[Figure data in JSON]
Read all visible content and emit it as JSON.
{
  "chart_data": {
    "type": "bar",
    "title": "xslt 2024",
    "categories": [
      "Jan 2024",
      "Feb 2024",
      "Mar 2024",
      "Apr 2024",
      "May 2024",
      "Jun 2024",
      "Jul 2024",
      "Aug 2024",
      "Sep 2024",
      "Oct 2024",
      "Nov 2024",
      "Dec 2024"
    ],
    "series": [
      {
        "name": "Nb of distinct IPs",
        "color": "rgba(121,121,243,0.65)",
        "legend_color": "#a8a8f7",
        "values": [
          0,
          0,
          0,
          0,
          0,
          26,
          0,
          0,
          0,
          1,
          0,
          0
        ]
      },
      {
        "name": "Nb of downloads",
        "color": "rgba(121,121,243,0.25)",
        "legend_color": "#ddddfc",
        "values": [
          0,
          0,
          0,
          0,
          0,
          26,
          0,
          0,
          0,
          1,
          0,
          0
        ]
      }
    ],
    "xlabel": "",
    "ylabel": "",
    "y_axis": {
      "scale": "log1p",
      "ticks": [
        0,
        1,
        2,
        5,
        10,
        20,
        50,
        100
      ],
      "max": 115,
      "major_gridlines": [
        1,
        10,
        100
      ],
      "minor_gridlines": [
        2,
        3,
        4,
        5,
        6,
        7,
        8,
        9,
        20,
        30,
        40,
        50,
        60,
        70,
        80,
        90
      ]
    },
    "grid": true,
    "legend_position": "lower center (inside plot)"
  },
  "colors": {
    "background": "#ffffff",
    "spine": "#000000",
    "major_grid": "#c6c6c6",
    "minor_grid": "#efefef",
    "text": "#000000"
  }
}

* _What is needed_
Using the listing above, list every line in which the string "name" occurs.

* _Exercise output_
        "name": "Nb of distinct IPs",
        "name": "Nb of downloads",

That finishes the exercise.